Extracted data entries
══════════════════════════════

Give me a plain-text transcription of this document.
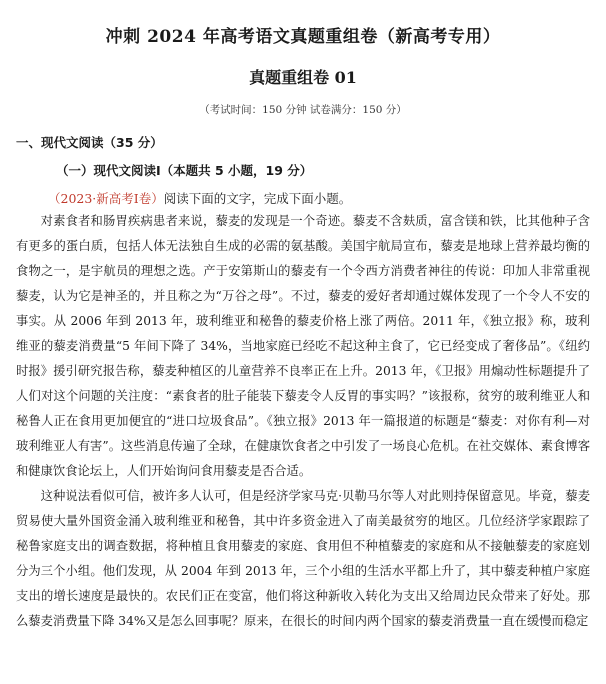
冲刺 2024 年高考语文真题重组卷（新高考专用）
真题重组卷 01
（考试时间：150 分钟 试卷满分：150 分）
一、现代文阅读（35 分）
（一）现代文阅读Ⅰ（本题共 5 小题，19 分）
（2023·新高考Ⅰ卷）阅读下面的文字，完成下面小题。

对素食者和肠胃疾病患者来说，藜麦的发现是一个奇迹。藜麦不含麸质，富含镁和铁，比其他种子含有更多的蛋白质，包括人体无法独自生成的必需的氨基酸。美国宇航局宣布，藜麦是地球上营养最均衡的食物之一，是宇航员的理想之选。产于安第斯山的藜麦有一个令西方消费者神往的传说：印加人非常重视藜麦，认为它是神圣的，并且称之为“万谷之母”。不过，藜麦的爱好者却通过媒体发现了一个令人不安的事实。从 2006 年到 2013 年，玻利维亚和秘鲁的藜麦价格上涨了两倍。2011 年，《独立报》称，玻利维亚的藜麦消费量“5 年间下降了 34%，当地家庭已经吃不起这种主食了，它已经变成了奢侈品”。《纽约时报》援引研究报告称，藜麦种植区的儿童营养不良率正在上升。2013 年，《卫报》用煽动性标题提升了人们对这个问题的关注度：“素食者的肚子能装下藜麦令人反胃的事实吗？”该报称，贫穷的玻利维亚人和秘鲁人正在食用更加便宜的“进口垃圾食品”。《独立报》2013 年一篇报道的标题是“藜麦：对你有利—对玻利维亚人有害”。这些消息传遍了全球，在健康饮食者之中引发了一场良心危机。在社交媒体、素食博客和健康饮食论坛上，人们开始询问食用藜麦是否合适。

这种说法看似可信，被许多人认可，但是经济学家马克·贝勒马尔等人对此则持保留意见。毕竟，藜麦贸易使大量外国资金涌入玻利维亚和秘鲁，其中许多资金进入了南美最贫穷的地区。几位经济学家跟踪了秘鲁家庭支出的调查数据，将种植且食用藜麦的家庭、食用但不种植藜麦的家庭和从不接触藜麦的家庭划分为三个小组。他们发现，从 2004 年到 2013 年，三个小组的生活水平都上升了，其中藜麦种植户家庭支出的增长速度是最快的。农民们正在变富，他们将这种新收入转化为支出又给周边民众带来了好处。那么藜麦消费量下降 34%又是怎么回事呢？原来，在很长的时间内两个国家的藜麦消费量一直在缓慢而稳定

══════════════════════════════

Short exercise: Leave out the pictures and transcribe the entries above exactly.

Task result:
Give me a plain-text transcription of this document.
冲刺 2024 年高考语文真题重组卷（新高考专用）
真题重组卷 01
（考试时间：150 分钟 试卷满分：150 分）
一、现代文阅读（35 分）
（一）现代文阅读Ⅰ（本题共 5 小题，19 分）
（2023·新高考Ⅰ卷）阅读下面的文字，完成下面小题。

对素食者和肠胃疾病患者来说，藜麦的发现是一个奇迹。藜麦不含麸质，富含镁和铁，比其他种子含有更多的蛋白质，包括人体无法独自生成的必需的氨基酸。美国宇航局宣布，藜麦是地球上营养最均衡的食物之一，是宇航员的理想之选。产于安第斯山的藜麦有一个令西方消费者神往的传说：印加人非常重视藜麦，认为它是神圣的，并且称之为“万谷之母”。不过，藜麦的爱好者却通过媒体发现了一个令人不安的事实。从 2006 年到 2013 年，玻利维亚和秘鲁的藜麦价格上涨了两倍。2011 年，《独立报》称，玻利维亚的藜麦消费量“5 年间下降了 34%，当地家庭已经吃不起这种主食了，它已经变成了奢侈品”。《纽约时报》援引研究报告称，藜麦种植区的儿童营养不良率正在上升。2013 年，《卫报》用煽动性标题提升了人们对这个问题的关注度：“素食者的肚子能装下藜麦令人反胃的事实吗？”该报称，贫穷的玻利维亚人和秘鲁人正在食用更加便宜的“进口垃圾食品”。《独立报》2013 年一篇报道的标题是“藜麦：对你有利—对玻利维亚人有害”。这些消息传遍了全球，在健康饮食者之中引发了一场良心危机。在社交媒体、素食博客和健康饮食论坛上，人们开始询问食用藜麦是否合适。

这种说法看似可信，被许多人认可，但是经济学家马克·贝勒马尔等人对此则持保留意见。毕竟，藜麦贸易使大量外国资金涌入玻利维亚和秘鲁，其中许多资金进入了南美最贫穷的地区。几位经济学家跟踪了秘鲁家庭支出的调查数据，将种植且食用藜麦的家庭、食用但不种植藜麦的家庭和从不接触藜麦的家庭划分为三个小组。他们发现，从 2004 年到 2013 年，三个小组的生活水平都上升了，其中藜麦种植户家庭支出的增长速度是最快的。农民们正在变富，他们将这种新收入转化为支出又给周边民众带来了好处。那么藜麦消费量下降 34%又是怎么回事呢？原来，在很长的时间内两个国家的藜麦消费量一直在缓慢而稳定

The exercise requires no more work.